▸ Stated goal:
How many lines in these records hold the string "Токио"? Reply with the number alone.

▸ Given data:

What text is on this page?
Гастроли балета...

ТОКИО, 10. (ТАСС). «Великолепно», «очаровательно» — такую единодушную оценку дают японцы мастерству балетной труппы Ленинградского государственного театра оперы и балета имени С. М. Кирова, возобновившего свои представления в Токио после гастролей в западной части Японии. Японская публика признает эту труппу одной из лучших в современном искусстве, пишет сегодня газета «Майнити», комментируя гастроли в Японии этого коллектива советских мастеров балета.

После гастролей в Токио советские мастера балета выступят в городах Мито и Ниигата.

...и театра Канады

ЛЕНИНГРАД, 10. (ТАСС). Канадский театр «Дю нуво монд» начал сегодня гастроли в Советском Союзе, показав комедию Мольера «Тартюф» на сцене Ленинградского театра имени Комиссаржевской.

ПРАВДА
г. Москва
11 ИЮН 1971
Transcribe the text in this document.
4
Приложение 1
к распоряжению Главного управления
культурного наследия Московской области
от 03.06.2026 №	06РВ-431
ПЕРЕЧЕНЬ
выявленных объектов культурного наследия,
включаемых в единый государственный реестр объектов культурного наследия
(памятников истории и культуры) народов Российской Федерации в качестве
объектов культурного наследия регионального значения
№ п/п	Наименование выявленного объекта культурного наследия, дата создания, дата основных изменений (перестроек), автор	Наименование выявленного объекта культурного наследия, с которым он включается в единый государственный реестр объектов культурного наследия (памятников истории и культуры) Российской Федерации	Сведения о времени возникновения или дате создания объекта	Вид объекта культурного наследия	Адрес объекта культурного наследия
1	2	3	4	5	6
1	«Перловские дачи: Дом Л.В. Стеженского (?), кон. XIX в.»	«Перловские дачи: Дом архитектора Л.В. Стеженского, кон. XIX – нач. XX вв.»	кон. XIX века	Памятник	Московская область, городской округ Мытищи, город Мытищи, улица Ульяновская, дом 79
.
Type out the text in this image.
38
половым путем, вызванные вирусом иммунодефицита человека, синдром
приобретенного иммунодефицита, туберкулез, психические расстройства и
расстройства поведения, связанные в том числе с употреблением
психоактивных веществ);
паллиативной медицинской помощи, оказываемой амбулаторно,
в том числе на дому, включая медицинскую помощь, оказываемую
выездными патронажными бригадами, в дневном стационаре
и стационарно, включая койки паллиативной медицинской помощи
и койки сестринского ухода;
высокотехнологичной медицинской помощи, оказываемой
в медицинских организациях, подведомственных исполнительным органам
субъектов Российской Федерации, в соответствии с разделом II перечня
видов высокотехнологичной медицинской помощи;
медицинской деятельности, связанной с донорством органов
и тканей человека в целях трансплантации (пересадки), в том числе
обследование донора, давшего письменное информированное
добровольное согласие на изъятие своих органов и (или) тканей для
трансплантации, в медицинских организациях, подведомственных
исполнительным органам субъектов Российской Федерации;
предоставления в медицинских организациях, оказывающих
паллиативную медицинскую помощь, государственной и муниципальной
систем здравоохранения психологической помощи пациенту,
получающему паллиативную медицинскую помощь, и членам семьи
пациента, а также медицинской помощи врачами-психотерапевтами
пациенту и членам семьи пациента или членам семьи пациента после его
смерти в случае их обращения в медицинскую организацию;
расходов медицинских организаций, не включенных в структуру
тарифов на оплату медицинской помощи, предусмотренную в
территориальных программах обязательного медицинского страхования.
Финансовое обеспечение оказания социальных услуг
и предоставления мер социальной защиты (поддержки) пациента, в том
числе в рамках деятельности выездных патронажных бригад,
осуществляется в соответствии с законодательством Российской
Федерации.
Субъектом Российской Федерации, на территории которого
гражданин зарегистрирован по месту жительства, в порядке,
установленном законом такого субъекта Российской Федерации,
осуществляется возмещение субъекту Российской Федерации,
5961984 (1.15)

▸ The answer:
2